_Data for the task_
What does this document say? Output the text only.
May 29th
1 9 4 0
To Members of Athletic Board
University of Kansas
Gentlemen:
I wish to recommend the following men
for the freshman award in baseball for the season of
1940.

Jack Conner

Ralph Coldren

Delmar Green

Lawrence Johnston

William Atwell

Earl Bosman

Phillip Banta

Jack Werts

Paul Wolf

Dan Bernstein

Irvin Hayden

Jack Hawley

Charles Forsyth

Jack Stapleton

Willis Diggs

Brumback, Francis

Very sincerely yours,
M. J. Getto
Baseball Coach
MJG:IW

_What you are asked to do_
Give only the number of lines in the material above that hold the word "Jack".

_Solution to this problem_
4